Stored data →
□ □ □ □ □ □ □

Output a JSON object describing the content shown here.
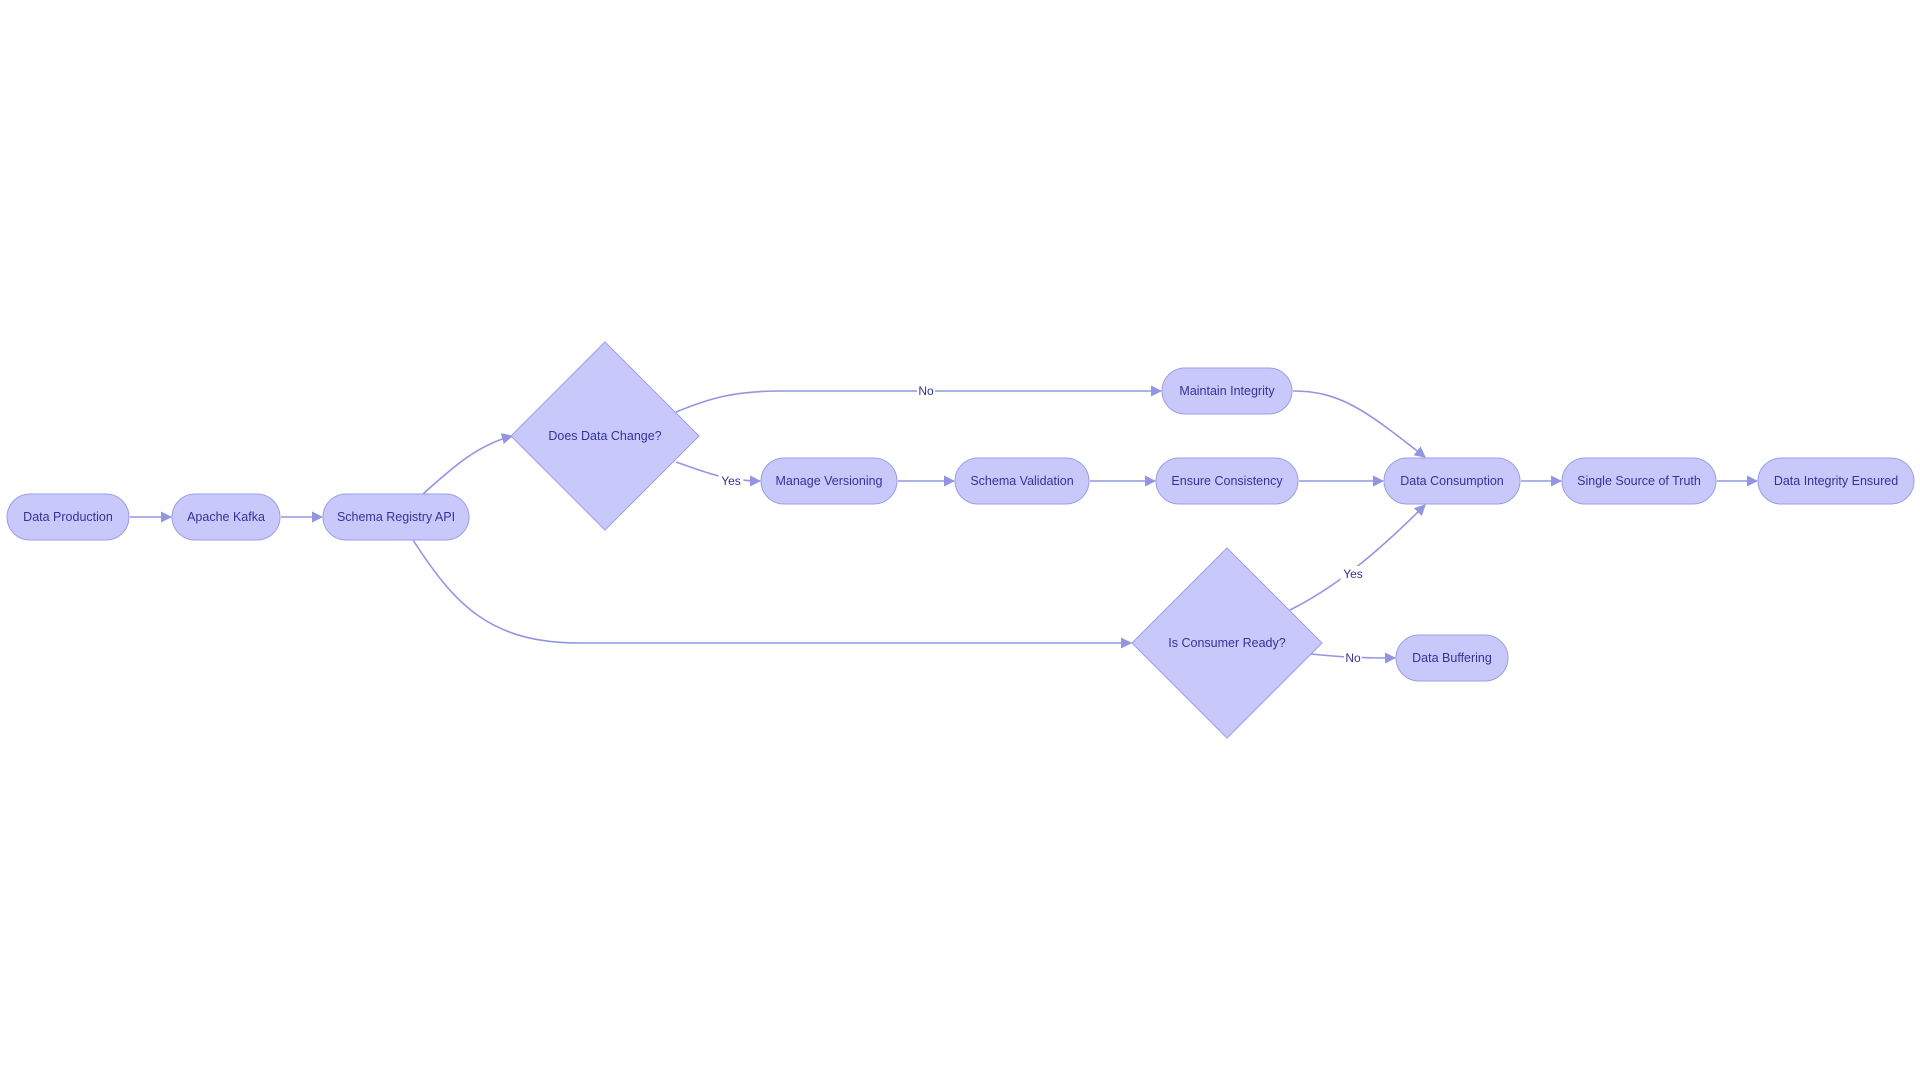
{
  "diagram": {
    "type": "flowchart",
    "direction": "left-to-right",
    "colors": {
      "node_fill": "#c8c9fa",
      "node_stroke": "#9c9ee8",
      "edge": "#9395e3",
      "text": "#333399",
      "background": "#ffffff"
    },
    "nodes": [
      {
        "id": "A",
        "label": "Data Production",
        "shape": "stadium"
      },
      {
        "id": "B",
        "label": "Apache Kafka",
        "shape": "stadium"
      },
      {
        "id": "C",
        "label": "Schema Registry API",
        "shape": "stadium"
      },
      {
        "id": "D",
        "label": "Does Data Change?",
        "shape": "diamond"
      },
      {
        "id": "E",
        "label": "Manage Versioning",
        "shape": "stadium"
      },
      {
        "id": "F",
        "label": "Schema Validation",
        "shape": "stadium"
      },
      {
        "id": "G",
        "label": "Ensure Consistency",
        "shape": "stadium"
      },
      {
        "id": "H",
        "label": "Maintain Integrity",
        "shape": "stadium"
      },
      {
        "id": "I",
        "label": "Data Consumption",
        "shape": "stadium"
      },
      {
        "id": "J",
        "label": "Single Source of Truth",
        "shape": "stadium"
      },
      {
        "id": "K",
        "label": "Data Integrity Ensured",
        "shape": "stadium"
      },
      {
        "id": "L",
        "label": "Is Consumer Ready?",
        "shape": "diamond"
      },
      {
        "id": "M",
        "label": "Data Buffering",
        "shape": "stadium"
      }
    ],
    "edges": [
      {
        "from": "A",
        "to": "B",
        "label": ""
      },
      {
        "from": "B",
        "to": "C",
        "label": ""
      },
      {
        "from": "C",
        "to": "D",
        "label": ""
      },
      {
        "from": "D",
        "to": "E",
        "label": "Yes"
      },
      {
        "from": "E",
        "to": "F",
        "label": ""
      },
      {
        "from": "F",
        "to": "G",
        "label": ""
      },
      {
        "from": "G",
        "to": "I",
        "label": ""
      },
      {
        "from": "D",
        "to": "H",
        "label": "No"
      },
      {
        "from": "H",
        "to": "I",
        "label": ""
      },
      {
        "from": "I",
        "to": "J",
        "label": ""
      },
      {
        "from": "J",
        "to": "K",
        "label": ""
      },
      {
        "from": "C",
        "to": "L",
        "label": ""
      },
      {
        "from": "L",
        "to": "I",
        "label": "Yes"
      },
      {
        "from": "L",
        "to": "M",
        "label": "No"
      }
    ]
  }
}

□ □ □ □ □ □ □

DO THIS →
Report the number of lines in the entries above that include the word "Schema" and add nothing to it.

COMPLETE ANSWER →
2